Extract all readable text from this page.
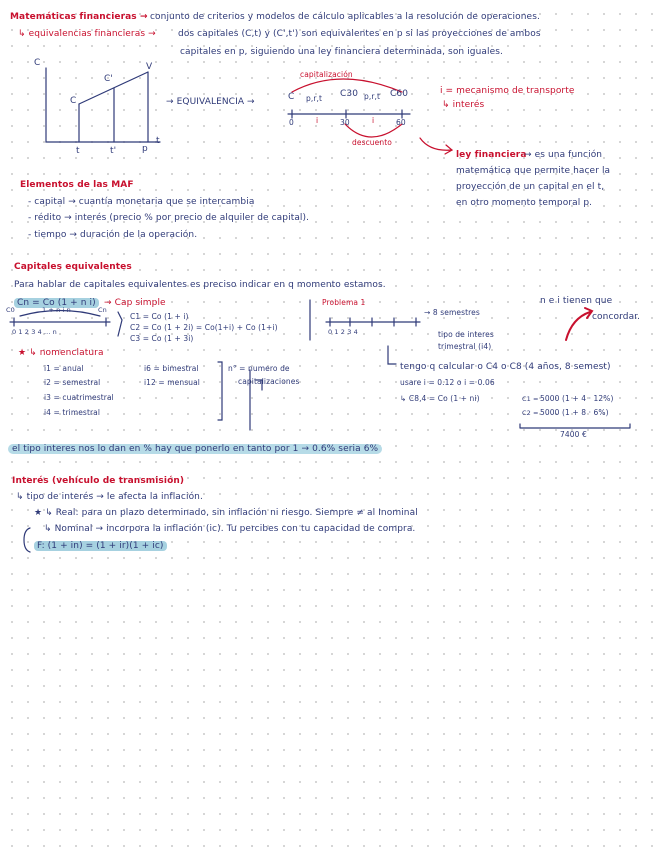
Matemáticas financieras → conjunto de criterios y modelos de cálculo aplicables a la resolución de operaciones.
↳ equivalencias financieras → dos capitales (C,t) y (C',t') son equivalentes en p si las proyecciones de ambos
capitales en p, siguiendo una ley financiera determinada, son iguales.
C
C
C'
V
t	t'	p
t
→ EQUIVALENCIA →
capitalización
C p,r,t C30 p,r,t C60
0	i	30	i	60
descuento
i = mecanismo de transporte
↳ interés
ley financiera
→ es una función
matemática que permite hacer la
proyección de un capital en el t,
en otro momento temporal p.
Elementos de las MAF
- capital → cuantía monetaria que se intercambia
- rédito → interés (precio % por precio de alquiler de capital).
- tiempo → duración de la operación.
Capitales equivalentes
Para hablar de capitales equivalentes es preciso indicar en q momento estamos.
Cn = Co (1 + n i) → Cap simple
C0	1 + n i n	Cn
0 1 2 3 4 ... n
C1 = Co (1 + i)
C2 = Co (1 + 2i) = Co(1+i) + Co (1+i)
C3 = Co (1 + 3i)
★ ↳ nomenclatura
i1 = anual
i2 = semestral
i3 = cuatrimestral
i4 = trimestral
i6 = bimestral
i12 = mensual
n° = numero de
capitalizaciones
Problema 1
0 1 2 3 4
→ 8 semestres
tipo de interes
trimestral (i4)
tengo q calcular o C4 o C8 (4 años, 8 semest)
usare i = 0.12 o i = 0.06
↳ C8,4 = Co (1 + ni)	C1 = 5000 (1 + 4 · 12%)
C2 = 5000 (1 + 8 · 6%)
7400 €
n e i tienen que
concordar.
el tipo interes nos lo dan en % hay que ponerlo en tanto por 1 → 0.6% seria 6%
Interés (vehículo de transmisión)
↳ tipo de interés → le afecta la inflación.
★ ↳ Real: para un plazo determinado, sin inflación ni riesgo. Siempre ≠ al Inominal
↳ Nominal → incorpora la inflación (ic). Tu percibes con tu capacidad de compra.
F: (1 + in) = (1 + ir)(1 + ic)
··········
[Written exercise]: Output all of the data exactly as it stands, minus any images.

[Finished task]:
Extract all readable text from this page.
Matemáticas financieras → conjunto de criterios y modelos de cálculo aplicables a la resolución de operaciones.
↳ equivalencias financieras → dos capitales (C,t) y (C',t') son equivalentes en p si las proyecciones de ambos
capitales en p, siguiendo una ley financiera determinada, son iguales.
C
C
C'
V
t	t'	p
t
→ EQUIVALENCIA →
capitalización
C p,r,t C30 p,r,t C60
0	i	30	i	60
descuento
i = mecanismo de transporte
↳ interés
ley financiera
→ es una función
matemática que permite hacer la
proyección de un capital en el t,
en otro momento temporal p.
Elementos de las MAF
- capital → cuantía monetaria que se intercambia
- rédito → interés (precio % por precio de alquiler de capital).
- tiempo → duración de la operación.
Capitales equivalentes
Para hablar de capitales equivalentes es preciso indicar en q momento estamos.
Cn = Co (1 + n i) → Cap simple
C0	1 + n i n	Cn
0 1 2 3 4 ... n
C1 = Co (1 + i)
C2 = Co (1 + 2i) = Co(1+i) + Co (1+i)
C3 = Co (1 + 3i)
★ ↳ nomenclatura
i1 = anual
i2 = semestral
i3 = cuatrimestral
i4 = trimestral
i6 = bimestral
i12 = mensual
n° = numero de
capitalizaciones
Problema 1
0 1 2 3 4
→ 8 semestres
tipo de interes
trimestral (i4)
tengo q calcular o C4 o C8 (4 años, 8 semest)
usare i = 0.12 o i = 0.06
↳ C8,4 = Co (1 + ni)	C1 = 5000 (1 + 4 · 12%)
C2 = 5000 (1 + 8 · 6%)
7400 €
n e i tienen que
concordar.
el tipo interes nos lo dan en % hay que ponerlo en tanto por 1 → 0.6% seria 6%
Interés (vehículo de transmisión)
↳ tipo de interés → le afecta la inflación.
★ ↳ Real: para un plazo determinado, sin inflación ni riesgo. Siempre ≠ al Inominal
↳ Nominal → incorpora la inflación (ic). Tu percibes con tu capacidad de compra.
F: (1 + in) = (1 + ir)(1 + ic)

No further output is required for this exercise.